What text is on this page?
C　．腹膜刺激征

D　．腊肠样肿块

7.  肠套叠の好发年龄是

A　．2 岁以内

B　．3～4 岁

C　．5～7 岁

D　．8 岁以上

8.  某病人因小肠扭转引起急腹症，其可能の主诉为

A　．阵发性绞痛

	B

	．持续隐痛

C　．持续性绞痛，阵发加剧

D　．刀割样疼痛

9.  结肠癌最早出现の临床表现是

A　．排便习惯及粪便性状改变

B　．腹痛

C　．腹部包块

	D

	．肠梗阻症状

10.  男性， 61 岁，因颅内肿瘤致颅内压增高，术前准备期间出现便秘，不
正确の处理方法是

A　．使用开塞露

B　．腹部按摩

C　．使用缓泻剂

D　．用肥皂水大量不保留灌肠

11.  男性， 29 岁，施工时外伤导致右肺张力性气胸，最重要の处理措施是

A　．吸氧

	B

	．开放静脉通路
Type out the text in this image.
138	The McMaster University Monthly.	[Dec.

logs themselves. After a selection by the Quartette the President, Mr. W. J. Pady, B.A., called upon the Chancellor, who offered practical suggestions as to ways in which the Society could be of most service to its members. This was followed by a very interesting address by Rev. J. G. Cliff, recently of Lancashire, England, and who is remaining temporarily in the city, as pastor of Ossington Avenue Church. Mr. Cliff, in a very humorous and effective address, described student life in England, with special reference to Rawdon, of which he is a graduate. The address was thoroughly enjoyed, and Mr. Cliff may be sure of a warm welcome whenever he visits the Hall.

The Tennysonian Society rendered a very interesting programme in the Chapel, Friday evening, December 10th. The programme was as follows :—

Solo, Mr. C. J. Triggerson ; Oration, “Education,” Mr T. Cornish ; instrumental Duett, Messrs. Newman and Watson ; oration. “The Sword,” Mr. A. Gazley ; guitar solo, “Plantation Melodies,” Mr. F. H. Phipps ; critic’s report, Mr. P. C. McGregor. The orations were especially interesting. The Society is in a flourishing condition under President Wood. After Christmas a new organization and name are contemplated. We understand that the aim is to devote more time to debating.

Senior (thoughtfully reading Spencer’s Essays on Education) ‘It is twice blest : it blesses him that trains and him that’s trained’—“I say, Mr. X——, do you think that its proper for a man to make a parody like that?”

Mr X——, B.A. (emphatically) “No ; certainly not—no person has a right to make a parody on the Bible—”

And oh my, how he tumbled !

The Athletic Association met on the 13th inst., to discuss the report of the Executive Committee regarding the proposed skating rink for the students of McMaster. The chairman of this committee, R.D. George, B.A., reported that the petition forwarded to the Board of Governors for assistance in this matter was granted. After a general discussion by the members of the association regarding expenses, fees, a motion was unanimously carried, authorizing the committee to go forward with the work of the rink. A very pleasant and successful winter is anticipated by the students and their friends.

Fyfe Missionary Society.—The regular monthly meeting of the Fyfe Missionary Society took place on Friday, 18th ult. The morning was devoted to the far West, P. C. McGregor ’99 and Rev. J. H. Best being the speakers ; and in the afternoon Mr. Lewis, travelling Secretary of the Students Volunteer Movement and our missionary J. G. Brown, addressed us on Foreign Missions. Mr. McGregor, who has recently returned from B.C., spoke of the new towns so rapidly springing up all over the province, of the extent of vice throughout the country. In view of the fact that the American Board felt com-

########################################

- [Exercise] Would you reproduce all the entries exactly?

- [Expected answer]
What text is on this page?
C　．腹膜刺激征

D　．腊肠样肿块

7.  肠套叠の好发年龄是

A　．2 岁以内

B　．3～4 岁

C　．5～7 岁

D　．8 岁以上

8.  某病人因小肠扭转引起急腹症，其可能の主诉为

A　．阵发性绞痛

	B

	．持续隐痛

C　．持续性绞痛，阵发加剧

D　．刀割样疼痛

9.  结肠癌最早出现の临床表现是

A　．排便习惯及粪便性状改变

B　．腹痛

C　．腹部包块

	D

	．肠梗阻症状

10.  男性， 61 岁，因颅内肿瘤致颅内压增高，术前准备期间出现便秘，不
正确の处理方法是

A　．使用开塞露

B　．腹部按摩

C　．使用缓泻剂

D　．用肥皂水大量不保留灌肠

11.  男性， 29 岁，施工时外伤导致右肺张力性气胸，最重要の处理措施是

A　．吸氧

	B

	．开放静脉通路
Type out the text in this image.
138	The McMaster University Monthly.	[Dec.

logs themselves. After a selection by the Quartette the President, Mr. W. J. Pady, B.A., called upon the Chancellor, who offered practical suggestions as to ways in which the Society could be of most service to its members. This was followed by a very interesting address by Rev. J. G. Cliff, recently of Lancashire, England, and who is remaining temporarily in the city, as pastor of Ossington Avenue Church. Mr. Cliff, in a very humorous and effective address, described student life in England, with special reference to Rawdon, of which he is a graduate. The address was thoroughly enjoyed, and Mr. Cliff may be sure of a warm welcome whenever he visits the Hall.

The Tennysonian Society rendered a very interesting programme in the Chapel, Friday evening, December 10th. The programme was as follows :—

Solo, Mr. C. J. Triggerson ; Oration, “Education,” Mr T. Cornish ; instrumental Duett, Messrs. Newman and Watson ; oration. “The Sword,” Mr. A. Gazley ; guitar solo, “Plantation Melodies,” Mr. F. H. Phipps ; critic’s report, Mr. P. C. McGregor. The orations were especially interesting. The Society is in a flourishing condition under President Wood. After Christmas a new organization and name are contemplated. We understand that the aim is to devote more time to debating.

Senior (thoughtfully reading Spencer’s Essays on Education) ‘It is twice blest : it blesses him that trains and him that’s trained’—“I say, Mr. X——, do you think that its proper for a man to make a parody like that?”

Mr X——, B.A. (emphatically) “No ; certainly not—no person has a right to make a parody on the Bible—”

And oh my, how he tumbled !

The Athletic Association met on the 13th inst., to discuss the report of the Executive Committee regarding the proposed skating rink for the students of McMaster. The chairman of this committee, R.D. George, B.A., reported that the petition forwarded to the Board of Governors for assistance in this matter was granted. After a general discussion by the members of the association regarding expenses, fees, a motion was unanimously carried, authorizing the committee to go forward with the work of the rink. A very pleasant and successful winter is anticipated by the students and their friends.

Fyfe Missionary Society.—The regular monthly meeting of the Fyfe Missionary Society took place on Friday, 18th ult. The morning was devoted to the far West, P. C. McGregor ’99 and Rev. J. H. Best being the speakers ; and in the afternoon Mr. Lewis, travelling Secretary of the Students Volunteer Movement and our missionary J. G. Brown, addressed us on Foreign Missions. Mr. McGregor, who has recently returned from B.C., spoke of the new towns so rapidly springing up all over the province, of the extent of vice throughout the country. In view of the fact that the American Board felt com-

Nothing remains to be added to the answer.